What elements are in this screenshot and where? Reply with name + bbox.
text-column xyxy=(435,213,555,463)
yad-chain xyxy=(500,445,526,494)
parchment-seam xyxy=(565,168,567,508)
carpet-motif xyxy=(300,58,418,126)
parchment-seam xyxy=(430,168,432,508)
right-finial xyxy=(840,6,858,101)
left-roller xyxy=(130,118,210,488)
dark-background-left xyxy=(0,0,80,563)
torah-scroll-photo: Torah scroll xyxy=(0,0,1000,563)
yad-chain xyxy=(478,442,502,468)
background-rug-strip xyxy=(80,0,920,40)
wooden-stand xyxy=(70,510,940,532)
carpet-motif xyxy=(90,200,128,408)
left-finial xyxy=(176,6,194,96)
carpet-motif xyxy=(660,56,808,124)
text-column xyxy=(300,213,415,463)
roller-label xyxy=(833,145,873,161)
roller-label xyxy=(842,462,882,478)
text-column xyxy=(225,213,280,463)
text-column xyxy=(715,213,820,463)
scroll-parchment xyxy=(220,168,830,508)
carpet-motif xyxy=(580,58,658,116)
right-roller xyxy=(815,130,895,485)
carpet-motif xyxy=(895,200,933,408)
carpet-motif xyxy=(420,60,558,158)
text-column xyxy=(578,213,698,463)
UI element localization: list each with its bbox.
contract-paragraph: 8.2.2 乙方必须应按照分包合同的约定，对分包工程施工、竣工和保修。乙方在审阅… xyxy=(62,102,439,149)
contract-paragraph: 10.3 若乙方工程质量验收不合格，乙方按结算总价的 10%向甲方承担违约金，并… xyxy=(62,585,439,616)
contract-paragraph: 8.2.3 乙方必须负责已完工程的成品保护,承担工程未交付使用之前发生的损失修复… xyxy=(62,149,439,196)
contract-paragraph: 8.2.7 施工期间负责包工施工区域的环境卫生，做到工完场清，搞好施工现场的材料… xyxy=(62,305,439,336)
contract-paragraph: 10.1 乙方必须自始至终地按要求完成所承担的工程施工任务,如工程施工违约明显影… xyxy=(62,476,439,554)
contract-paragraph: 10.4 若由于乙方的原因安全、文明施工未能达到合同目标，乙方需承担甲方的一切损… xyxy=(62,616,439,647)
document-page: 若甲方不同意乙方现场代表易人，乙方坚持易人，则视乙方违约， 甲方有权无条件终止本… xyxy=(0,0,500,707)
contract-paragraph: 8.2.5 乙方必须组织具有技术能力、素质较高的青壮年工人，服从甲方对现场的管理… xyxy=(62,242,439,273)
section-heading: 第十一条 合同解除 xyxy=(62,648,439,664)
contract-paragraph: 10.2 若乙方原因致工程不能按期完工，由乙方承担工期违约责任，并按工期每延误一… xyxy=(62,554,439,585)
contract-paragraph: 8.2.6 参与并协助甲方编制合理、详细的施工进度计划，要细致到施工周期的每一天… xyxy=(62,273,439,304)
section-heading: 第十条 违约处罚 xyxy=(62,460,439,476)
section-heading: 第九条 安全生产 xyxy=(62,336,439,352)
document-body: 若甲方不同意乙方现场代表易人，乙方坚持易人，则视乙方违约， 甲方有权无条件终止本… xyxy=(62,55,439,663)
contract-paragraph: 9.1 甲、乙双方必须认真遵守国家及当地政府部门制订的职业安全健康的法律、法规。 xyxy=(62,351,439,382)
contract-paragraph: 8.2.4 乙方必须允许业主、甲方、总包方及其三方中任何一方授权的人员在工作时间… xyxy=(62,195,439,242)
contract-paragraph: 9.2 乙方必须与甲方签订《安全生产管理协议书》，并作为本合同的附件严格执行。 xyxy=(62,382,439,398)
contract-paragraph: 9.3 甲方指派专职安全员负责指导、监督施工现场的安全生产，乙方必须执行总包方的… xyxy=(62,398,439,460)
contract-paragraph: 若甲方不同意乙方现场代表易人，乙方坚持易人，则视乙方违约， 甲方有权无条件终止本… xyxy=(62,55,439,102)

**The request**
Reproduce the lines of the records verbatim, beginning with the first line and stopping after the line that contains "yad-chain xyxy=(478,442,502,468)". Output only those lines, with both the first line and the "yad-chain xyxy=(478,442,502,468)" line included.

**Task response**
What elements are in this screenshot and where? Reply with name + bbox.
text-column xyxy=(435,213,555,463)
yad-chain xyxy=(500,445,526,494)
parchment-seam xyxy=(565,168,567,508)
carpet-motif xyxy=(300,58,418,126)
parchment-seam xyxy=(430,168,432,508)
right-finial xyxy=(840,6,858,101)
left-roller xyxy=(130,118,210,488)
dark-background-left xyxy=(0,0,80,563)
torah-scroll-photo: Torah scroll xyxy=(0,0,1000,563)
yad-chain xyxy=(478,442,502,468)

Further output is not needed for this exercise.